■ Directive ■
Within the records that follow, find every line containing the string "value". Copy those lines.
◇ ◇ ◇ ◇ ◇
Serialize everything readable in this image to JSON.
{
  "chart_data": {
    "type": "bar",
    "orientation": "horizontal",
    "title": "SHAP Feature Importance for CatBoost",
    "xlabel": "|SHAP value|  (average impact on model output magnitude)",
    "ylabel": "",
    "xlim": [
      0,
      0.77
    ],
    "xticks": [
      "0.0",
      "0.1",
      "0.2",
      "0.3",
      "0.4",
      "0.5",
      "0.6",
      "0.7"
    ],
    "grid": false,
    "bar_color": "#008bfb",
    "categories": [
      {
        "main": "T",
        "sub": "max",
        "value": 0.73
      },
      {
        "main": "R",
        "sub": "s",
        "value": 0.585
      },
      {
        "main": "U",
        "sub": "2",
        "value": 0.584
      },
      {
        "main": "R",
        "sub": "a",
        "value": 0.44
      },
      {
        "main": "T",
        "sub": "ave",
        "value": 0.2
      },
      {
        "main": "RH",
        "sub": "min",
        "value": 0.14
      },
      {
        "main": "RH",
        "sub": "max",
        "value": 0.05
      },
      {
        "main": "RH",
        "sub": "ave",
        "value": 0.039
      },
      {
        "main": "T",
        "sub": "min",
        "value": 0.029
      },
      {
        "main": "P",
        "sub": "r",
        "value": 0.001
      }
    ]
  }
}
◇ ◇ ◇ ◇ ◇
■ Right answer ■
    "xlabel": "|SHAP value|  (average impact on model output magnitude)",
        "value": 0.73
        "value": 0.585
        "value": 0.584
        "value": 0.44
        "value": 0.2
        "value": 0.14
        "value": 0.05
        "value": 0.039
        "value": 0.029
        "value": 0.001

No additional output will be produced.